[RECORDS SHOWN start]

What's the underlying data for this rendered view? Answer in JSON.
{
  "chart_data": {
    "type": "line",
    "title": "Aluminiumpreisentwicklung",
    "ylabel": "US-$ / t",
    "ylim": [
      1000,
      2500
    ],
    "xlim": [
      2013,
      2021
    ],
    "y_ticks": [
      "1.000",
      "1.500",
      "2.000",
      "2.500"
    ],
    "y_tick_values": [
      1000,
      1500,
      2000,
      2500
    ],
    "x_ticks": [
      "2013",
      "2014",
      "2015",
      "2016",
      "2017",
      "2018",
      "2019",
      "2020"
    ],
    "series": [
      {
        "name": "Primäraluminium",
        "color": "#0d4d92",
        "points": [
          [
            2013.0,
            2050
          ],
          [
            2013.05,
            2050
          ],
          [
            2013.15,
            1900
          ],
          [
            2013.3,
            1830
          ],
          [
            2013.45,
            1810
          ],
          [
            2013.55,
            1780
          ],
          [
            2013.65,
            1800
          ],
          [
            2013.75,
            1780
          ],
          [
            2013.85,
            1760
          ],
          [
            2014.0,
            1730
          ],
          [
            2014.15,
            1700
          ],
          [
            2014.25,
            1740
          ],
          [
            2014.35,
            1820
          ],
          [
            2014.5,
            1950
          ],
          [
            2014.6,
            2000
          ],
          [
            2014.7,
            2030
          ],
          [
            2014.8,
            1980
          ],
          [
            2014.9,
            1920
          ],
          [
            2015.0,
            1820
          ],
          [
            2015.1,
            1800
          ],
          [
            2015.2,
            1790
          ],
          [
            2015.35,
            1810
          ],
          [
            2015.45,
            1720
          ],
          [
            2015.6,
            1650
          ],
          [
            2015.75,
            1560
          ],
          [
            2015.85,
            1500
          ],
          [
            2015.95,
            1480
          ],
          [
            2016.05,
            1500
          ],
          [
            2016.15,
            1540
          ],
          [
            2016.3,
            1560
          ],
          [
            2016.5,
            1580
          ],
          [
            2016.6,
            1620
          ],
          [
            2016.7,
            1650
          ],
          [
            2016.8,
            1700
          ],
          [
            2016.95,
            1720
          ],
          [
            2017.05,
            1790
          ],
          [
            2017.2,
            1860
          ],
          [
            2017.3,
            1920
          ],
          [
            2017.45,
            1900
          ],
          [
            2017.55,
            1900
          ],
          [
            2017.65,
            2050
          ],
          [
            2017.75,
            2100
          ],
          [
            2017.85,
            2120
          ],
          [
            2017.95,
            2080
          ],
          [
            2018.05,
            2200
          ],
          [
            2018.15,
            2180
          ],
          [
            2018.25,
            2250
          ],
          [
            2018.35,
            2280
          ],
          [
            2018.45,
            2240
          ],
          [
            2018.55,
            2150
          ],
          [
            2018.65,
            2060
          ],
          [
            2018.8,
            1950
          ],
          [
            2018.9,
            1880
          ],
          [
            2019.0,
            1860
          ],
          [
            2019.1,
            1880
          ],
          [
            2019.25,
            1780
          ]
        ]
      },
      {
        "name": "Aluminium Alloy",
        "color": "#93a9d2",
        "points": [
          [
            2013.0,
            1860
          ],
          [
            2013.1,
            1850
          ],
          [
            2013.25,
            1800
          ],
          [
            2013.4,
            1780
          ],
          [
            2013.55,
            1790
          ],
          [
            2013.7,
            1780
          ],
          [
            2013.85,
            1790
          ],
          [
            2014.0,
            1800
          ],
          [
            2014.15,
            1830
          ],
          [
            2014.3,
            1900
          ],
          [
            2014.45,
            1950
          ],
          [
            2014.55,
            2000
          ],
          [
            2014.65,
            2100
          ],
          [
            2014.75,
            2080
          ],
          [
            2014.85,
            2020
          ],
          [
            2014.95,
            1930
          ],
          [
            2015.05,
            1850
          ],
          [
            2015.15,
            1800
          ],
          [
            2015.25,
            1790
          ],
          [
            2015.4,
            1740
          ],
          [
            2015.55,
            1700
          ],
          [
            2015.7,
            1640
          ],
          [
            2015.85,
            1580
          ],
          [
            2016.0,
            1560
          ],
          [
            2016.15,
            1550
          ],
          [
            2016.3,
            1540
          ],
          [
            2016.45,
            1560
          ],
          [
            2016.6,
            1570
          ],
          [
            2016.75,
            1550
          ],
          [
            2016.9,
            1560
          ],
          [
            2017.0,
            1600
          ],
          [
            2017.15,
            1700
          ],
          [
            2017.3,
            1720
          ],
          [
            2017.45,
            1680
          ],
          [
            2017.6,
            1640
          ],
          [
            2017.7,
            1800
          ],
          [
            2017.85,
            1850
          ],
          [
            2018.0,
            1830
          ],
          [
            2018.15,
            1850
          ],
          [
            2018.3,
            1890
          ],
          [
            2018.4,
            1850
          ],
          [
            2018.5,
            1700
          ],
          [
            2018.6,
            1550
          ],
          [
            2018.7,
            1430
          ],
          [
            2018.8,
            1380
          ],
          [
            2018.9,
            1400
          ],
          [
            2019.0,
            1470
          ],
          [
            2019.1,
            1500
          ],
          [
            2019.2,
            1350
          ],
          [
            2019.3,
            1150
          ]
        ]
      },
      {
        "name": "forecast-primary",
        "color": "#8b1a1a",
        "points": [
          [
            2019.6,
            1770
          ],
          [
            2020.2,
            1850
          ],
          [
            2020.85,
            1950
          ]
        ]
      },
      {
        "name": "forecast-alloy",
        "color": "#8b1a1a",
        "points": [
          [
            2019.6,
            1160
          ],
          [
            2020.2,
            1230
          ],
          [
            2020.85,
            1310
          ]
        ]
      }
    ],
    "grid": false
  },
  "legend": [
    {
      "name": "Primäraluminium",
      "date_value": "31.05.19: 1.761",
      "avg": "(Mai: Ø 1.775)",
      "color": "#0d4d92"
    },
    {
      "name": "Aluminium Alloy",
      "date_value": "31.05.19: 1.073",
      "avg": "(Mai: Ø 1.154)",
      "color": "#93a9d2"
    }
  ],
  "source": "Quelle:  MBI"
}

[RECORDS SHOWN end]

_WHAT TO WORK ON_
Copy out every line of the data that includes "Primäraluminium".

_CORRECT ANSWER_
        "name": "Primäraluminium",
      "name": "Primäraluminium",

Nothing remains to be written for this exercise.